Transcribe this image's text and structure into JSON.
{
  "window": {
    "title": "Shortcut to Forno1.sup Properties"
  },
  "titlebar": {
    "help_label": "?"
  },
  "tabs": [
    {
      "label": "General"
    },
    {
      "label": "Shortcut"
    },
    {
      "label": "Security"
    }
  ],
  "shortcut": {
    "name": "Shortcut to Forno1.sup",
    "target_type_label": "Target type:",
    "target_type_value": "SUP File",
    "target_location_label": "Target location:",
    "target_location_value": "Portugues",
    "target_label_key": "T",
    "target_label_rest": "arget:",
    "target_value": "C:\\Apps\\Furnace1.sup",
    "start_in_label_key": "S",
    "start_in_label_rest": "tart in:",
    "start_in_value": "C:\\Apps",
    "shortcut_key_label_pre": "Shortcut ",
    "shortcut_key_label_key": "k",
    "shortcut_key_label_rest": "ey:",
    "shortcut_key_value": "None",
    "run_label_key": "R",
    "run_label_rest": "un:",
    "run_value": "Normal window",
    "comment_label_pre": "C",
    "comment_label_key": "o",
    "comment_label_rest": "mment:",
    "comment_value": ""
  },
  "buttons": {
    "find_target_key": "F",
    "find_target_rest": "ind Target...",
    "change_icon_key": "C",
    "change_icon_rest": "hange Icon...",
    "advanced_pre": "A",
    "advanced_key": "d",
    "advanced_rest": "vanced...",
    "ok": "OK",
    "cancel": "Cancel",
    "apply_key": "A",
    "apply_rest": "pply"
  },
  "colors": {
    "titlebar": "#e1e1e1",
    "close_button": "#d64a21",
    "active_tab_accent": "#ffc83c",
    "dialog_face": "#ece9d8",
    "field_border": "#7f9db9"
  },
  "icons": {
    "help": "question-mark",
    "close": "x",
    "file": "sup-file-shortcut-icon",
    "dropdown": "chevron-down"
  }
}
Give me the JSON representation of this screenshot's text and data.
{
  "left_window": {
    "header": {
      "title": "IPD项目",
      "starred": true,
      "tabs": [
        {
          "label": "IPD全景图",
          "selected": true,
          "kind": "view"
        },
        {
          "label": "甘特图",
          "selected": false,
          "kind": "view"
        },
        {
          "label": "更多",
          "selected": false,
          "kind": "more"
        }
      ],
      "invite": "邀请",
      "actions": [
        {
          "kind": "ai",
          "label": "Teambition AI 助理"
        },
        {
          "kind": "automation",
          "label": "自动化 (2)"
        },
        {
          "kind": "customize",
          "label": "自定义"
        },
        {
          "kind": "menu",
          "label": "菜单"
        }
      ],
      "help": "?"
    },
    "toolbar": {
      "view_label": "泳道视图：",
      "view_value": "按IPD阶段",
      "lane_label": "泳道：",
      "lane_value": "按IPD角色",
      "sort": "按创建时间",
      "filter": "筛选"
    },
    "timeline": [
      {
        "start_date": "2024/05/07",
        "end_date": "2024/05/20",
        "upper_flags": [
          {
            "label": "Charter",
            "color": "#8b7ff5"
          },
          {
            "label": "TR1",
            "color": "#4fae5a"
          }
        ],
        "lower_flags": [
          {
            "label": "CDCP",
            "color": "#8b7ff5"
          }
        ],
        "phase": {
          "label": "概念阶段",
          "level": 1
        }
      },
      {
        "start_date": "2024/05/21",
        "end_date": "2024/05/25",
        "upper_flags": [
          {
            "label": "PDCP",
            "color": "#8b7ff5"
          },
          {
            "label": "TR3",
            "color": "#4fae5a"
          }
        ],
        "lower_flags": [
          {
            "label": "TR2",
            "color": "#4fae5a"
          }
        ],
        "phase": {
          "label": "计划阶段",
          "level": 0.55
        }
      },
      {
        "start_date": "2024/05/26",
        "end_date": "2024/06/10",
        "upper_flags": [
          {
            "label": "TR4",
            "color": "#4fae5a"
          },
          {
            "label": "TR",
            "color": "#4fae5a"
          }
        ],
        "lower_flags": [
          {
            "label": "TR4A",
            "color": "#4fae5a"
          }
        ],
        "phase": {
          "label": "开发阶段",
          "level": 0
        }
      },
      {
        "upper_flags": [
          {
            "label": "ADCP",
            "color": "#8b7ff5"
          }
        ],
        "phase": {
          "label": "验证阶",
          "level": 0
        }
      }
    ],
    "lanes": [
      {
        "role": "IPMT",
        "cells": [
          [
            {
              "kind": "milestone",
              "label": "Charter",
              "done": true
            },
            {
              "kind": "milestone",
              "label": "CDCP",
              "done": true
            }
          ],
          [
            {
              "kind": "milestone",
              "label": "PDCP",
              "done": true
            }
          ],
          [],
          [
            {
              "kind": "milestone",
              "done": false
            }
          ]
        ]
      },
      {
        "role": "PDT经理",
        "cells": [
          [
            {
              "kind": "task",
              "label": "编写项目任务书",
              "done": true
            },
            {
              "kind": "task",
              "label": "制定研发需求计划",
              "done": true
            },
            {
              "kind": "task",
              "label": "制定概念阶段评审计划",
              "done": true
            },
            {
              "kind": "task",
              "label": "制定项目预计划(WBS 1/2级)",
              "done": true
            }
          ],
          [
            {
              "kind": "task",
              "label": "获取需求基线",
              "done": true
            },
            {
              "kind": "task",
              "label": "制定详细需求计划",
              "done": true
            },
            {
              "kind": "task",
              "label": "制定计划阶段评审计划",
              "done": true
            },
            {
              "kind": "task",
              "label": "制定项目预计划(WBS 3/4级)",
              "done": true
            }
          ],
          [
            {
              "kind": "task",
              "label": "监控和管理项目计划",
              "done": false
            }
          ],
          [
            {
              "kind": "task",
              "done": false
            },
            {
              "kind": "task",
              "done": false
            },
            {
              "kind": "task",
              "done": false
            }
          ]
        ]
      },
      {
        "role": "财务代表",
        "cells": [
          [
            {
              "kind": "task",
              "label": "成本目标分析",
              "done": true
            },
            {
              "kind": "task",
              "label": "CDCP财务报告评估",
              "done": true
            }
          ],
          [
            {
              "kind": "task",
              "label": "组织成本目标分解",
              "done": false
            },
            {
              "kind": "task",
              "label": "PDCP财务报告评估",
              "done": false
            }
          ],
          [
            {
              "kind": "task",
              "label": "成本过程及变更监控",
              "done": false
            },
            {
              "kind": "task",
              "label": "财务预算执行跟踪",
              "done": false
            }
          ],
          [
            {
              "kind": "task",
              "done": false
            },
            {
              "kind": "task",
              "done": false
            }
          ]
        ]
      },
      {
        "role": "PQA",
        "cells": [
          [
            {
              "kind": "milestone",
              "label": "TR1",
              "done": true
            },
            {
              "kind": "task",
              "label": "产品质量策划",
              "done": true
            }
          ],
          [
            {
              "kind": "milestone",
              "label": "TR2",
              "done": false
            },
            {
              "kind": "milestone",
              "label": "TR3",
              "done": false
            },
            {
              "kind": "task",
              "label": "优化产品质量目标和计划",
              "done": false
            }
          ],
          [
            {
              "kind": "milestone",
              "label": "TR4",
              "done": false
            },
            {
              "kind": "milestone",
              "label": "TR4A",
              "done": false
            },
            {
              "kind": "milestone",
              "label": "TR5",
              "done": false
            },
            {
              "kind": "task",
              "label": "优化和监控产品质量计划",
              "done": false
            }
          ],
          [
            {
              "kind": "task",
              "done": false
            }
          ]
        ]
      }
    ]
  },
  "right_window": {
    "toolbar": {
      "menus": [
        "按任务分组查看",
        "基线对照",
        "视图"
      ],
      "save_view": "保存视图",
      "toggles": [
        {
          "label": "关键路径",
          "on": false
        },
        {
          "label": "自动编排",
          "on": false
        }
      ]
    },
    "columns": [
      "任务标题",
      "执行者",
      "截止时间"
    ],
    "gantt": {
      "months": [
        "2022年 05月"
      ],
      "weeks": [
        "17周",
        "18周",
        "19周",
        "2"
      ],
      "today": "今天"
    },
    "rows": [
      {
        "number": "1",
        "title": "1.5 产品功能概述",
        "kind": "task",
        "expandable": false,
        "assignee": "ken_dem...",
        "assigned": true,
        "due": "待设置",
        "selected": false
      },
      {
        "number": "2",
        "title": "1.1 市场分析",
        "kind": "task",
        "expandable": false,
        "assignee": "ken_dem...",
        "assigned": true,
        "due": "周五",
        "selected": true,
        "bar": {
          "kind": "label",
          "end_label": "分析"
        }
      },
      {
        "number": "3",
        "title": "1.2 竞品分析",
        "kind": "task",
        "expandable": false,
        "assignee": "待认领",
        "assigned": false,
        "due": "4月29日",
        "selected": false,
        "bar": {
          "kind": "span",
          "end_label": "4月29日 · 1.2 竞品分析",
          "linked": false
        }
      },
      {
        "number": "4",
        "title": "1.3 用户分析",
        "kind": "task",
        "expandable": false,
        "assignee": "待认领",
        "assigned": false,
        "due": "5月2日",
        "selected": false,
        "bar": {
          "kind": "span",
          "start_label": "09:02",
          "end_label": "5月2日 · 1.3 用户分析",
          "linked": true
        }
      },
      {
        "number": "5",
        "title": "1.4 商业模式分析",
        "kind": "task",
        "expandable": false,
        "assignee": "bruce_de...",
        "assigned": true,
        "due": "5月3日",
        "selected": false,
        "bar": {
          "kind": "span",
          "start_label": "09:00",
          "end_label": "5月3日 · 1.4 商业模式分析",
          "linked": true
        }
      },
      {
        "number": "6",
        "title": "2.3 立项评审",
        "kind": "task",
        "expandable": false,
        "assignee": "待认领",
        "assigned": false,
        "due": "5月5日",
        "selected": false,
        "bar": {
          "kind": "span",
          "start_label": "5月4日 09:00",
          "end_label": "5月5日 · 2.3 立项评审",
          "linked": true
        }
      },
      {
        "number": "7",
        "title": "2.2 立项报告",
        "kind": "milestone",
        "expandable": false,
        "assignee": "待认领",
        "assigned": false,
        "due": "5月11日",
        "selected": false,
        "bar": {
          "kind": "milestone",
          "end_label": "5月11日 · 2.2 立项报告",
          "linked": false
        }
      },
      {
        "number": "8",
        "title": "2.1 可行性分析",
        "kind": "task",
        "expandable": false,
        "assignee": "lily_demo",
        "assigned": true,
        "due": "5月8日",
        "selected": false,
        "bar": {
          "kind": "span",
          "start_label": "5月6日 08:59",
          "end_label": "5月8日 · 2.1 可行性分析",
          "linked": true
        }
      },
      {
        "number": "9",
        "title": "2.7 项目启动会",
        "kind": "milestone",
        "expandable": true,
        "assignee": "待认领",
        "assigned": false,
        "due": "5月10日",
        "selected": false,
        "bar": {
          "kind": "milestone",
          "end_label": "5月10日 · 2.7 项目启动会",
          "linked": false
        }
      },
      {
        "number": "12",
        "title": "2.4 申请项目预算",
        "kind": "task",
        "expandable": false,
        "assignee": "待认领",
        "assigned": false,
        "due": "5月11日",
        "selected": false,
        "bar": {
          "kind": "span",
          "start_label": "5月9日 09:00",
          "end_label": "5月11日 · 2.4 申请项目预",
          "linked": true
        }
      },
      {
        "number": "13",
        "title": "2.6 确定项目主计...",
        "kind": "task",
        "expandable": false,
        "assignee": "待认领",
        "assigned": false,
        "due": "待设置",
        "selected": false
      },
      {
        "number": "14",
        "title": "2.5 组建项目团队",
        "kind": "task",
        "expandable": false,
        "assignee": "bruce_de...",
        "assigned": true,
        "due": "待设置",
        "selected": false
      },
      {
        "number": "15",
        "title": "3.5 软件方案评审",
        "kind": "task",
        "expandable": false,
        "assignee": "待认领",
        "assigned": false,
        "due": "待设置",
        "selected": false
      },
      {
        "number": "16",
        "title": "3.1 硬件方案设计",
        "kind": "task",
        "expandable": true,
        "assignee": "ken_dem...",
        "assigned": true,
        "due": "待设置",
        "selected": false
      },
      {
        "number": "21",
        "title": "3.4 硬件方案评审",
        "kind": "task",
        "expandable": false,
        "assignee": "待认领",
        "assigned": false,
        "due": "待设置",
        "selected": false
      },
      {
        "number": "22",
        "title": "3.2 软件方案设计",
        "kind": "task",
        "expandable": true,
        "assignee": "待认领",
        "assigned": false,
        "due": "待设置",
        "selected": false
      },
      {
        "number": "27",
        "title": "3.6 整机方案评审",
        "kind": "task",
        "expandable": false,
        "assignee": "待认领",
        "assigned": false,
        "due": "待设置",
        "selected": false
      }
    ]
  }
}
───
■ STATED PROBLEM: Copy every line of the entries above in which "text" occurs.

■ THE RESPONSE:
Transcribe this image's text and structure into JSON.
Give me the JSON representation of this screenshot's text and data.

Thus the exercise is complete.